**Requirements**. Lay out the rows as a Markdown table with two columns, No. and Row, starting at the first row and ending at the row that contains "ceiling-light-glow [520, 28, 580, 68]". Put the row number under No. and the row itself under Row, and leave out any blank lines.

**Recorded information**.
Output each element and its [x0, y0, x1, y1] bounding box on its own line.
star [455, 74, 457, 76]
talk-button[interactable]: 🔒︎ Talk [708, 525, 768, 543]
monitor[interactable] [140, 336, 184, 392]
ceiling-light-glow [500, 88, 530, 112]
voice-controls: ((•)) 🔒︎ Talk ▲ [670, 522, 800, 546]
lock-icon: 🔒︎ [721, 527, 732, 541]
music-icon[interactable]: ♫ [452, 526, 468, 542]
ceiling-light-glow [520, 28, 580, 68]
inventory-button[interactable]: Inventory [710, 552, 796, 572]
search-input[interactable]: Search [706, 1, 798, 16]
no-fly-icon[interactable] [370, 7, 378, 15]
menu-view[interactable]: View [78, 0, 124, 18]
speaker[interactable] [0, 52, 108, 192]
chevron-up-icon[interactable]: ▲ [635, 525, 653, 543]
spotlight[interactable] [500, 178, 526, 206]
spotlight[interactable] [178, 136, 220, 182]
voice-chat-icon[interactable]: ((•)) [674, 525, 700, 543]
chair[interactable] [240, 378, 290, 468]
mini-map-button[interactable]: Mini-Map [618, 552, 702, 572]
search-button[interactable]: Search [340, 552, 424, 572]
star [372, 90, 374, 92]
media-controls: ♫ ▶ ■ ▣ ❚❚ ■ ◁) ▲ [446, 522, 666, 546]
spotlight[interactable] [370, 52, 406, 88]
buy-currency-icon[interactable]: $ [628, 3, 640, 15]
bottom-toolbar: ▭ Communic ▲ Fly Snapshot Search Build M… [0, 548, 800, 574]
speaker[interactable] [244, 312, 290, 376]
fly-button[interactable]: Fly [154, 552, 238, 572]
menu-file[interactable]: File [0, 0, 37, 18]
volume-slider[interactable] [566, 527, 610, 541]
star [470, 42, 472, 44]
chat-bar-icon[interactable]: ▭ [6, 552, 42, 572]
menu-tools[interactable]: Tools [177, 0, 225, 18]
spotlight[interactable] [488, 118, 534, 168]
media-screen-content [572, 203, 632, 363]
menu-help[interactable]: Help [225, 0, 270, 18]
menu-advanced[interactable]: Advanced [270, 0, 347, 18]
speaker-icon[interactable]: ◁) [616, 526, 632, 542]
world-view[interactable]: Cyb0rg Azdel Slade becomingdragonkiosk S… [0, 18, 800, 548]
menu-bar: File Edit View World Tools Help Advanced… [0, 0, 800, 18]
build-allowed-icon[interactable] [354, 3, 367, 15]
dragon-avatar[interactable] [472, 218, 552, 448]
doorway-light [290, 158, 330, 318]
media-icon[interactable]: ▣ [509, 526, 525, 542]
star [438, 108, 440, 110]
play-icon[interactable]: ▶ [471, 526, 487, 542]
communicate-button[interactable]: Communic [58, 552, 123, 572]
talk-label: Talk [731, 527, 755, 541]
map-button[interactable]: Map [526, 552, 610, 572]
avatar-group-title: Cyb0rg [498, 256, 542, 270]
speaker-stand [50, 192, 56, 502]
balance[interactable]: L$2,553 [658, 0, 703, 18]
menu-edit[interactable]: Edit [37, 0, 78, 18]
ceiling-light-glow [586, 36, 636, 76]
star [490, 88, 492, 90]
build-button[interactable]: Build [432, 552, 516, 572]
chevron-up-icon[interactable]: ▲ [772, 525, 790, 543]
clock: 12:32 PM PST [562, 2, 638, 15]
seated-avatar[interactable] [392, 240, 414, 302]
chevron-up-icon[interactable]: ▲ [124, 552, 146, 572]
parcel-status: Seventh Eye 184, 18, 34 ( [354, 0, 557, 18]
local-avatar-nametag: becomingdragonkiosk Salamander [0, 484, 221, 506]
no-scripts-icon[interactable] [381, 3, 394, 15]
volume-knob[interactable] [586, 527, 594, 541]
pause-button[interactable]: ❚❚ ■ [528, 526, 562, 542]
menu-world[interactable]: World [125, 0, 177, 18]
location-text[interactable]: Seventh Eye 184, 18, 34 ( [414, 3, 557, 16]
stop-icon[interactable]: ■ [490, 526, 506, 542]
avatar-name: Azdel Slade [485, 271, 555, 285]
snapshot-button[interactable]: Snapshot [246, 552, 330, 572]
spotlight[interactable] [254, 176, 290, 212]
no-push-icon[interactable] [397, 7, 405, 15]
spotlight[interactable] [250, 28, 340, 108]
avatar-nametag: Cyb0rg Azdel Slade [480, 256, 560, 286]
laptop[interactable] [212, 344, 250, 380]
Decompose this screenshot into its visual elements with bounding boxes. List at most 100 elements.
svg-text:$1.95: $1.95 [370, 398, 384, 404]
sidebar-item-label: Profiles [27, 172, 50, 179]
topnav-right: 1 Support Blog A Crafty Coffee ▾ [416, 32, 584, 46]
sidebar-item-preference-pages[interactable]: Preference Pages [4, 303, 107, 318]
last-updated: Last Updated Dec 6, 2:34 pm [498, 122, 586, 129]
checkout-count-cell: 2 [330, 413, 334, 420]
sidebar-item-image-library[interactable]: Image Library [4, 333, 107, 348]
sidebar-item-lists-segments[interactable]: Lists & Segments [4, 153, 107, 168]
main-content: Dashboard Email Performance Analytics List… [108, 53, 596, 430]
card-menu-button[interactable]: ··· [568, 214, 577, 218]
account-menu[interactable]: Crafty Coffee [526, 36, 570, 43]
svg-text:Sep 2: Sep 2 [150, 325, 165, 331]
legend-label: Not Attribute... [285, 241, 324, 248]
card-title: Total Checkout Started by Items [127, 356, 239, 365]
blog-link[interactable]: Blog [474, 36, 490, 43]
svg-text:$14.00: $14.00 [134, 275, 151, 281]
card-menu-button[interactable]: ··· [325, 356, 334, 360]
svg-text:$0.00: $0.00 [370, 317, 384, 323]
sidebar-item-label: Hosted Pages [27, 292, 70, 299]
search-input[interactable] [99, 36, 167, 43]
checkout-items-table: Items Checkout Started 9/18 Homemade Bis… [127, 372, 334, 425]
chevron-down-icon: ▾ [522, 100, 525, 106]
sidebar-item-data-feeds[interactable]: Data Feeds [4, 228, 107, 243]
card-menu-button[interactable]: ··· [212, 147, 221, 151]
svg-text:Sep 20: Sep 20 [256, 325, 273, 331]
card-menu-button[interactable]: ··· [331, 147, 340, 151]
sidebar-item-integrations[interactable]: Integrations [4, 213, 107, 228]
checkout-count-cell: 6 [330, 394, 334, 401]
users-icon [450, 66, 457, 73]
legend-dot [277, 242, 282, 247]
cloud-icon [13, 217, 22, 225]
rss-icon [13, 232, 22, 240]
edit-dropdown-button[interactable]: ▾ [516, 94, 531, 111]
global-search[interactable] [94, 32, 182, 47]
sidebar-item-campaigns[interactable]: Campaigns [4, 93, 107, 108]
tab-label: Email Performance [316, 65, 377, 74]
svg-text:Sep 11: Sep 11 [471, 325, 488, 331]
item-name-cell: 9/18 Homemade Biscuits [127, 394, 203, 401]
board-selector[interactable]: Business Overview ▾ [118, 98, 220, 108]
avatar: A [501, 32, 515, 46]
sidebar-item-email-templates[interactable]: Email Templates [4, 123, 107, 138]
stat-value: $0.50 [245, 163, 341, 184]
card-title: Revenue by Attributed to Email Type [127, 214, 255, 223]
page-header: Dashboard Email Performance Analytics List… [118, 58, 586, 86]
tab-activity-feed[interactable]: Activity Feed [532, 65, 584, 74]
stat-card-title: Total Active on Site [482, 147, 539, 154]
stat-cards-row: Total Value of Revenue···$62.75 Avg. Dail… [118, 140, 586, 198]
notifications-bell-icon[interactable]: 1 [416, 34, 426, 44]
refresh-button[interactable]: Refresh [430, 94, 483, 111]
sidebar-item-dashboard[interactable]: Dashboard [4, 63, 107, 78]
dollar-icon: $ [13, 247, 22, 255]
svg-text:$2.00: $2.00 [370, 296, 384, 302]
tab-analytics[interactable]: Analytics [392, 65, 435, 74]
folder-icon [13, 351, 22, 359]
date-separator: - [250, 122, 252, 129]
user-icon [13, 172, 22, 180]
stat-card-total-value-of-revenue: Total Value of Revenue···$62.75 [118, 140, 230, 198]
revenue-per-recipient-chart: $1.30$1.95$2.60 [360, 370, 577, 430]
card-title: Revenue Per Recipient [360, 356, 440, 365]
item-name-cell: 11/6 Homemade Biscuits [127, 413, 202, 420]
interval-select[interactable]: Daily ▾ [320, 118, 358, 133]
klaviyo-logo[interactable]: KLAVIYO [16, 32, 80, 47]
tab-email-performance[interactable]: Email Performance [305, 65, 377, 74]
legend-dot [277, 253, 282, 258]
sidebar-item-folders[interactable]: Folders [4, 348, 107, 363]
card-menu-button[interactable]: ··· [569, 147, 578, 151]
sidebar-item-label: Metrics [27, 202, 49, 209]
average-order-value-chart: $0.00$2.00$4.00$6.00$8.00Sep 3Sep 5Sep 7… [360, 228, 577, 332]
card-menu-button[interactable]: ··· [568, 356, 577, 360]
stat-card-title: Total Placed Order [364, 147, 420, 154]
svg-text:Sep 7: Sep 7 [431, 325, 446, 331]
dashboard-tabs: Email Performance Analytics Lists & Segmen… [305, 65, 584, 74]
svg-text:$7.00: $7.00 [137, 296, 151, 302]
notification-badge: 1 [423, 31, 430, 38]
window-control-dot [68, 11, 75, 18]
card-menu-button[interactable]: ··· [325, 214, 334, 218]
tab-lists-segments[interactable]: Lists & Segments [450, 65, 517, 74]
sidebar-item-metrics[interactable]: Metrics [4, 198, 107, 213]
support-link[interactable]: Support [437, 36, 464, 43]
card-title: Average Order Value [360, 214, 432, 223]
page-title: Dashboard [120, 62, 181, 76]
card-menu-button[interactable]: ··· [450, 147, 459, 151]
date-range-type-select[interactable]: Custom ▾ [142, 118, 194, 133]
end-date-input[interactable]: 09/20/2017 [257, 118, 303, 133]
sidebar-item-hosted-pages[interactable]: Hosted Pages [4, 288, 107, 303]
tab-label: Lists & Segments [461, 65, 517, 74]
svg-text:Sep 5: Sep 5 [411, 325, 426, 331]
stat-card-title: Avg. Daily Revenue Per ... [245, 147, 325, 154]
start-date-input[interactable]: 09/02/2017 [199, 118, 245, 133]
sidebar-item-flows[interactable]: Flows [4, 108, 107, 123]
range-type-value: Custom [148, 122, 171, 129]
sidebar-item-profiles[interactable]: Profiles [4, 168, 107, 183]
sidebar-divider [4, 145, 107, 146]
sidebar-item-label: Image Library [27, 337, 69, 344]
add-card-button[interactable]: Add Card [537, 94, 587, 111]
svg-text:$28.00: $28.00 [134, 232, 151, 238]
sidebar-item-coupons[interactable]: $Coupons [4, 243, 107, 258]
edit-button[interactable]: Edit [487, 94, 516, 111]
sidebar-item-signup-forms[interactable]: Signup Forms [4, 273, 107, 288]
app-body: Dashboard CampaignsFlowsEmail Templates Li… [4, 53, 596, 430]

**Solution to this problem**.
| No. | Row |
|---|---|
| 1 | Output each element and its [x0, y0, x1, y1] bounding box on its own line. |
| 2 | star [455, 74, 457, 76] |
| 3 | talk-button[interactable]: 🔒︎ Talk [708, 525, 768, 543] |
| 4 | monitor[interactable] [140, 336, 184, 392] |
| 5 | ceiling-light-glow [500, 88, 530, 112] |
| 6 | voice-controls: ((•)) 🔒︎ Talk ▲ [670, 522, 800, 546] |
| 7 | lock-icon: 🔒︎ [721, 527, 732, 541] |
| 8 | music-icon[interactable]: ♫ [452, 526, 468, 542] |
| 9 | ceiling-light-glow [520, 28, 580, 68] |